===== GIVEN INFORMATION

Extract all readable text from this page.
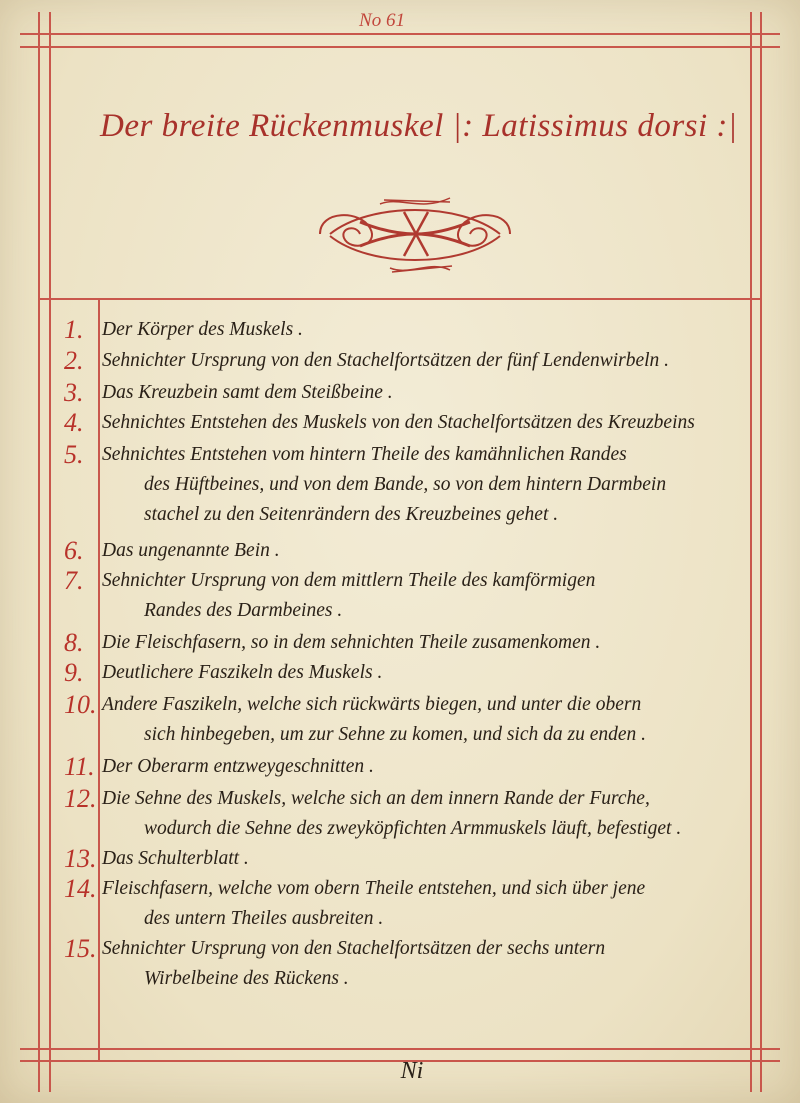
No 61
Der breite Rückenmuskel |: Latissimus dorsi :|
1. Der Körper des Muskels .
2. Sehnichter Ursprung von den Stachelfortsätzen der fünf Lendenwirbeln .
3. Das Kreuzbein samt dem Steißbeine .
4. Sehnichtes Entstehen des Muskels von den Stachelfortsätzen des Kreuzbeins
5. Sehnichtes Entstehen vom hintern Theile des kamähnlichen Randes
des Hüftbeines, und von dem Bande, so von dem hintern Darmbein
stachel zu den Seitenrändern des Kreuzbeines gehet .
6. Das ungenannte Bein .
7. Sehnichter Ursprung von dem mittlern Theile des kamförmigen
Randes des Darmbeines .
8. Die Fleischfasern, so in dem sehnichten Theile zusamenkomen .
9. Deutlichere Faszikeln des Muskels .
10. Andere Faszikeln, welche sich rückwärts biegen, und unter die obern
sich hinbegeben, um zur Sehne zu komen, und sich da zu enden .
11. Der Oberarm entzweygeschnitten .
12. Die Sehne des Muskels, welche sich an dem innern Rande der Furche,
wodurch die Sehne des zweyköpfichten Armmuskels läuft, befestiget .
13. Das Schulterblatt .
14. Fleischfasern, welche vom obern Theile entstehen, und sich über jene
des untern Theiles ausbreiten .
15. Sehnichter Ursprung von den Stachelfortsätzen der sechs untern
Wirbelbeine des Rückens .
Ni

==========

## EXERCISE AIM
Repeat the data exactly, dropping every picture it holds.

## FINAL RESULT
Extract all readable text from this page.
No 61
Der breite Rückenmuskel |: Latissimus dorsi :|
1. Der Körper des Muskels .
2. Sehnichter Ursprung von den Stachelfortsätzen der fünf Lendenwirbeln .
3. Das Kreuzbein samt dem Steißbeine .
4. Sehnichtes Entstehen des Muskels von den Stachelfortsätzen des Kreuzbeins
5. Sehnichtes Entstehen vom hintern Theile des kamähnlichen Randes
des Hüftbeines, und von dem Bande, so von dem hintern Darmbein
stachel zu den Seitenrändern des Kreuzbeines gehet .
6. Das ungenannte Bein .
7. Sehnichter Ursprung von dem mittlern Theile des kamförmigen
Randes des Darmbeines .
8. Die Fleischfasern, so in dem sehnichten Theile zusamenkomen .
9. Deutlichere Faszikeln des Muskels .
10. Andere Faszikeln, welche sich rückwärts biegen, und unter die obern
sich hinbegeben, um zur Sehne zu komen, und sich da zu enden .
11. Der Oberarm entzweygeschnitten .
12. Die Sehne des Muskels, welche sich an dem innern Rande der Furche,
wodurch die Sehne des zweyköpfichten Armmuskels läuft, befestiget .
13. Das Schulterblatt .
14. Fleischfasern, welche vom obern Theile entstehen, und sich über jene
des untern Theiles ausbreiten .
15. Sehnichter Ursprung von den Stachelfortsätzen der sechs untern
Wirbelbeine des Rückens .
Ni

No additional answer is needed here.